**Work to be completed**
Extract all lines that hold "SHOULD" from the records below.

== Provided entries

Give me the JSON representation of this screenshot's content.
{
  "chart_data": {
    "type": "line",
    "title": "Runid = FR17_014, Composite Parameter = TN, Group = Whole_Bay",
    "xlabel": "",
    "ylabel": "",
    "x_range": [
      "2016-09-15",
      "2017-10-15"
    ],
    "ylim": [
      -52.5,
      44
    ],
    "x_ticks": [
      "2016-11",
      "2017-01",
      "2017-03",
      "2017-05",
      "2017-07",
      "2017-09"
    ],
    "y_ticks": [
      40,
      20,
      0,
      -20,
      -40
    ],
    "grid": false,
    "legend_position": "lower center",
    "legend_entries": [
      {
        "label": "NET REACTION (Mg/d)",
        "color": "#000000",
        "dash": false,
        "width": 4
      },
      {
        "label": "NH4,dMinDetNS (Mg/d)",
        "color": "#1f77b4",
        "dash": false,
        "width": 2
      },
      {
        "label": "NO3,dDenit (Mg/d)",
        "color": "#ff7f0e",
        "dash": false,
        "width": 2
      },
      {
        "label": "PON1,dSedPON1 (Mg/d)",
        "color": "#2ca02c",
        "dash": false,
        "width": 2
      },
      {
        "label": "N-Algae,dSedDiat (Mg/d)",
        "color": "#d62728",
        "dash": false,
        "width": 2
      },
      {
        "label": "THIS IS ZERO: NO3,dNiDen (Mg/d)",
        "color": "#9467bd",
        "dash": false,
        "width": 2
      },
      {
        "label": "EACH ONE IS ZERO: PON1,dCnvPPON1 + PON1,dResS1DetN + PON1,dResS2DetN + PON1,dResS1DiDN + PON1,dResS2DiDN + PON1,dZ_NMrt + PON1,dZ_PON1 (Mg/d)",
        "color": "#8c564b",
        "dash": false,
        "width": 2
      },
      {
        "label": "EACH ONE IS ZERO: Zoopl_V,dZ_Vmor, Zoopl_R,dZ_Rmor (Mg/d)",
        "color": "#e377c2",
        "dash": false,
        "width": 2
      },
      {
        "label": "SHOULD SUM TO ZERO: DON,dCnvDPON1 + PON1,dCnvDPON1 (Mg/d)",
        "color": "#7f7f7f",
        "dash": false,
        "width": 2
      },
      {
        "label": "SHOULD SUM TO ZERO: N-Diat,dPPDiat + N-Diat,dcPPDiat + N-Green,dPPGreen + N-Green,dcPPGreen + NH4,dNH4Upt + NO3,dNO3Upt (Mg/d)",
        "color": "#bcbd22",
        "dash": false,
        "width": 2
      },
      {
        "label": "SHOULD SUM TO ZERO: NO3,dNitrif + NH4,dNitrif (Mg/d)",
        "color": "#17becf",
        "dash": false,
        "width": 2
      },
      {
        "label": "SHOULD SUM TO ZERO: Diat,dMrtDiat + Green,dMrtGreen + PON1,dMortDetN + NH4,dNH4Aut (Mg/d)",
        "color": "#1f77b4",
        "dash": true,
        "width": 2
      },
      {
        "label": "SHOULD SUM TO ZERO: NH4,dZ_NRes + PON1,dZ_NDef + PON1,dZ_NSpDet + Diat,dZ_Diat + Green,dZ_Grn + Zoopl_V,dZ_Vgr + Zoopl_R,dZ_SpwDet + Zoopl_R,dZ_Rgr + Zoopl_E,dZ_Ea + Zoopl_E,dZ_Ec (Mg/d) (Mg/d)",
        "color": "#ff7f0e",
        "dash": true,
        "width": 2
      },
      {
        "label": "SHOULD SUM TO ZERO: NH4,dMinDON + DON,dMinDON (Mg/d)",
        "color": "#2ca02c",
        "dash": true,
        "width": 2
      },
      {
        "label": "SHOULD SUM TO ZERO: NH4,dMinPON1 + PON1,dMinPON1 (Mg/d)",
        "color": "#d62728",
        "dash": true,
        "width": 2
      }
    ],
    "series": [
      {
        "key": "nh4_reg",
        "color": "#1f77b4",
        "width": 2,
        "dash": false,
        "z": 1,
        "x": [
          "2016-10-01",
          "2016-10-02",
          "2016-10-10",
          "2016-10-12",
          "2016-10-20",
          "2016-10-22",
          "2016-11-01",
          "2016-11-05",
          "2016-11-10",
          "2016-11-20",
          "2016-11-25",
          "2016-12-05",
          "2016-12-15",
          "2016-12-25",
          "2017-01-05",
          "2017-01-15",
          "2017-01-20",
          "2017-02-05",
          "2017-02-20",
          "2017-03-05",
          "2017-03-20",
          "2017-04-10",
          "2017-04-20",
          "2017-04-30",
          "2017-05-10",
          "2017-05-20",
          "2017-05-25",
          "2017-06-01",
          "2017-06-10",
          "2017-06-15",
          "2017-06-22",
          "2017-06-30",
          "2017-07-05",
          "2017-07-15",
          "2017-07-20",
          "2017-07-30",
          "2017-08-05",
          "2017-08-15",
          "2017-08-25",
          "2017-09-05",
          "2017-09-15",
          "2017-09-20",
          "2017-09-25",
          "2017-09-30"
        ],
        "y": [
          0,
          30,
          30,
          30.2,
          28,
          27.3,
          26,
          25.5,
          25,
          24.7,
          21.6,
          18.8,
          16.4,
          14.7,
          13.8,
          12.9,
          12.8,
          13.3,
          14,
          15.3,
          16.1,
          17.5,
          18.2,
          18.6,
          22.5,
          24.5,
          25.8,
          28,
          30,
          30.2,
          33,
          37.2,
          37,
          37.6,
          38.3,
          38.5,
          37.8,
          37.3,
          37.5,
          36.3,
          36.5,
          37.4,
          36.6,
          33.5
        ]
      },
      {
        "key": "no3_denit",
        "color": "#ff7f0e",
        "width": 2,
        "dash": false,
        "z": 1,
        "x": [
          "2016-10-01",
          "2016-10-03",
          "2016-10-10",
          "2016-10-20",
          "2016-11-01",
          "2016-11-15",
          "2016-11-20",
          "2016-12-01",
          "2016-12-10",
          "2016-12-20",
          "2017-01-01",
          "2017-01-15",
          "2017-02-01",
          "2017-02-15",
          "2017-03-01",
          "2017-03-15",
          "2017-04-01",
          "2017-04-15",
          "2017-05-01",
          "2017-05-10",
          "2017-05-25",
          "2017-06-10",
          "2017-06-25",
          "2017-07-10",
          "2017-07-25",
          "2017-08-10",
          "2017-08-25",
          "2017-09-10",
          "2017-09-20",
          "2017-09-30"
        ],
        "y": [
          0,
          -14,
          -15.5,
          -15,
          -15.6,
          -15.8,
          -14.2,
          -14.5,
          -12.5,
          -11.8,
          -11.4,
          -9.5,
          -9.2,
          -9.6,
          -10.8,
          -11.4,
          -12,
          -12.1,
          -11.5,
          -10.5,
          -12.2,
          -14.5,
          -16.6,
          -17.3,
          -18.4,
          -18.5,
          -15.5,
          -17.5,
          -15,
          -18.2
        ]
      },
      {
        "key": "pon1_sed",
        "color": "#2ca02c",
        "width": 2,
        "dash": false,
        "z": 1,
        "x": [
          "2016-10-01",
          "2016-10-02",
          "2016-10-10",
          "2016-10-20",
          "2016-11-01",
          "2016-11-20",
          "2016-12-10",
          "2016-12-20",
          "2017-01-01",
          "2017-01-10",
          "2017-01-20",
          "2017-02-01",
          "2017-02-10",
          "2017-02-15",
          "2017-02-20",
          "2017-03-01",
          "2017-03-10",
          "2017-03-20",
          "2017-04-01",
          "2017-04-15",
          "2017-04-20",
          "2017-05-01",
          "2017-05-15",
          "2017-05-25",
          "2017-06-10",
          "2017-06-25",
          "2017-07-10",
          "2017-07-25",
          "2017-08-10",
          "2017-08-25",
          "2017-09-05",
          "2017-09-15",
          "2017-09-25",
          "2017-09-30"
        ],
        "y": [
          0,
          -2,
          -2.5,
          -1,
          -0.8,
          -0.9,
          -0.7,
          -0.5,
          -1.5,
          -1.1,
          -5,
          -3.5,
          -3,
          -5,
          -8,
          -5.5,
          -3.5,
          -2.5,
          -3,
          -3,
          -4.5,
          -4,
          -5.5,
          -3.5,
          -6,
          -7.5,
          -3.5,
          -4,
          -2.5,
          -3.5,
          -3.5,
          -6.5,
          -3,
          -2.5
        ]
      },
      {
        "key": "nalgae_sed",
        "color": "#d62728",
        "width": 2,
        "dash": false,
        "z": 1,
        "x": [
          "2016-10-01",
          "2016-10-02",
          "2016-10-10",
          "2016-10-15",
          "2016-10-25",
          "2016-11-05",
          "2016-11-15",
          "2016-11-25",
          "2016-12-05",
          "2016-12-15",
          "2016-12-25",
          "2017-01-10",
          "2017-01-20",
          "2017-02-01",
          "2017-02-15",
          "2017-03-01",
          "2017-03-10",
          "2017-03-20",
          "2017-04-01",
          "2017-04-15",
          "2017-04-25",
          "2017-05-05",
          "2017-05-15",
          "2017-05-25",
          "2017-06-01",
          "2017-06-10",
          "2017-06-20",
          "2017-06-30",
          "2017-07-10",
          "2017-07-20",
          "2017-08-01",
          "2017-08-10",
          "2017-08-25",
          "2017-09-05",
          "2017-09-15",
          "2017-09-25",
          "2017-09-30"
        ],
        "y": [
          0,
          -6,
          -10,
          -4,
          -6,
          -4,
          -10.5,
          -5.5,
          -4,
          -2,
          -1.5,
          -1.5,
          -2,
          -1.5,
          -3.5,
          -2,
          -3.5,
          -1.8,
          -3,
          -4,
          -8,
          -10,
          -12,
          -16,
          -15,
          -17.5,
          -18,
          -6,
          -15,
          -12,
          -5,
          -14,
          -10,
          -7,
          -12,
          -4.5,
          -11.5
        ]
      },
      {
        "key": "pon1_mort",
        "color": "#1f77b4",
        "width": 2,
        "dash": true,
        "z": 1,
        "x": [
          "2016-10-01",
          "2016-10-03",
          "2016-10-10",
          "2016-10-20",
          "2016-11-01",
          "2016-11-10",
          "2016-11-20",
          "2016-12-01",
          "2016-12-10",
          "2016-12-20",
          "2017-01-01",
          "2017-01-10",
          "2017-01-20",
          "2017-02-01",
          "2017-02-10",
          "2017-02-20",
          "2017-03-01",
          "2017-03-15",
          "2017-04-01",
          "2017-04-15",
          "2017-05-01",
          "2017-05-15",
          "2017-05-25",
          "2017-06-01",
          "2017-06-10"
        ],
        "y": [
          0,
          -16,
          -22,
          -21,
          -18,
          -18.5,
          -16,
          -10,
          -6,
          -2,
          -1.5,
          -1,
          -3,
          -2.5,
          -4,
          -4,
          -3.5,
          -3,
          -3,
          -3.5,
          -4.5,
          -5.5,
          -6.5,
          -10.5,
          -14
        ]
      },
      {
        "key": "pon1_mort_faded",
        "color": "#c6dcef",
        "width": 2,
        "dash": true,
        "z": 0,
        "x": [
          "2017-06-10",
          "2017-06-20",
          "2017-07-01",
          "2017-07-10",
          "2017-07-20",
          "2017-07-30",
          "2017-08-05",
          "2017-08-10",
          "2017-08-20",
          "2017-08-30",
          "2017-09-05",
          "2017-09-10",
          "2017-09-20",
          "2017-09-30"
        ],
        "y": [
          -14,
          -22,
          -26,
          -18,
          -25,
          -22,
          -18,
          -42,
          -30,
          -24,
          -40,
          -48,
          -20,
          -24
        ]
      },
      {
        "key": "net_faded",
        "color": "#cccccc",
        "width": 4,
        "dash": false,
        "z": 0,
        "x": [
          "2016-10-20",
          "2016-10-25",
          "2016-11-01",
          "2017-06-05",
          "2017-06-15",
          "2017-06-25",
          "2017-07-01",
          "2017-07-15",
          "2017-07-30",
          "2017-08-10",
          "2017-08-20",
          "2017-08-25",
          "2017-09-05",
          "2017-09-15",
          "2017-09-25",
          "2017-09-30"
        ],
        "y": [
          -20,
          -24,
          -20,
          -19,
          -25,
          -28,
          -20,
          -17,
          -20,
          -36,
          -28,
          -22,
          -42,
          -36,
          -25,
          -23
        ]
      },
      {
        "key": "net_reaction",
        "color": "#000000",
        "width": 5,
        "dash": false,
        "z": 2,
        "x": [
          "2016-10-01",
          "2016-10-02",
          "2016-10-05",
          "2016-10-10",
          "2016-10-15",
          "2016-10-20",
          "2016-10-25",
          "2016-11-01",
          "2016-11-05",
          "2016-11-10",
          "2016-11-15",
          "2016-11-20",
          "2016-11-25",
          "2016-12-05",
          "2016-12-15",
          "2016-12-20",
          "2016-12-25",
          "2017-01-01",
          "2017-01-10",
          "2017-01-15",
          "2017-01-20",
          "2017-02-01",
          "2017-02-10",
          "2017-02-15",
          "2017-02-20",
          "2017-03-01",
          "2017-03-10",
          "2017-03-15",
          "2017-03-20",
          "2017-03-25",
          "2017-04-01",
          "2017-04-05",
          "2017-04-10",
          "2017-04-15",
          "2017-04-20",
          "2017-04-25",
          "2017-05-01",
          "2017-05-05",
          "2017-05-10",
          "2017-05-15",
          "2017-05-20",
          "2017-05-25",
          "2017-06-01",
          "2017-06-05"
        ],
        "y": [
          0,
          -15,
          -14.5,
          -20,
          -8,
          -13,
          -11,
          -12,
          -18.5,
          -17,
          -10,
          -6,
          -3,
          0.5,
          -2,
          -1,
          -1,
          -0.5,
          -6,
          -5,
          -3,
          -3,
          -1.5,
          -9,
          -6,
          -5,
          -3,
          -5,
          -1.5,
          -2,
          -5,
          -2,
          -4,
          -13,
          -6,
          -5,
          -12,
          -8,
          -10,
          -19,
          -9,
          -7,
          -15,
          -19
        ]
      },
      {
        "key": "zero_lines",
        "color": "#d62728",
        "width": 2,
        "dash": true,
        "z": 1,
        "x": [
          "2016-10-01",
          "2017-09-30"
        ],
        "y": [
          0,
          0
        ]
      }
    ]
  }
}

====

**Exercise answer**
        "label": "SHOULD SUM TO ZERO: DON,dCnvDPON1 + PON1,dCnvDPON1 (Mg/d)",
        "label": "SHOULD SUM TO ZERO: N-Diat,dPPDiat + N-Diat,dcPPDiat + N-Green,dPPGreen + N-Green,dcPPGreen + NH4,dNH4Upt + NO3,dNO3Upt (Mg/d)",
        "label": "SHOULD SUM TO ZERO: NO3,dNitrif + NH4,dNitrif (Mg/d)",
        "label": "SHOULD SUM TO ZERO: Diat,dMrtDiat + Green,dMrtGreen + PON1,dMortDetN + NH4,dNH4Aut (Mg/d)",
        "label": "SHOULD SUM TO ZERO: NH4,dZ_NRes + PON1,dZ_NDef + PON1,dZ_NSpDet + Diat,dZ_Diat + Green,dZ_Grn + Zoopl_V,dZ_Vgr + Zoopl_R,dZ_SpwDet + Zoopl_R,dZ_Rgr + Zoopl_E,dZ_Ea + Zoopl_E,dZ_Ec (Mg/d) (Mg/d)",
        "label": "SHOULD SUM TO ZERO: NH4,dMinDON + DON,dMinDON (Mg/d)",
        "label": "SHOULD SUM TO ZERO: NH4,dMinPON1 + PON1,dMinPON1 (Mg/d)",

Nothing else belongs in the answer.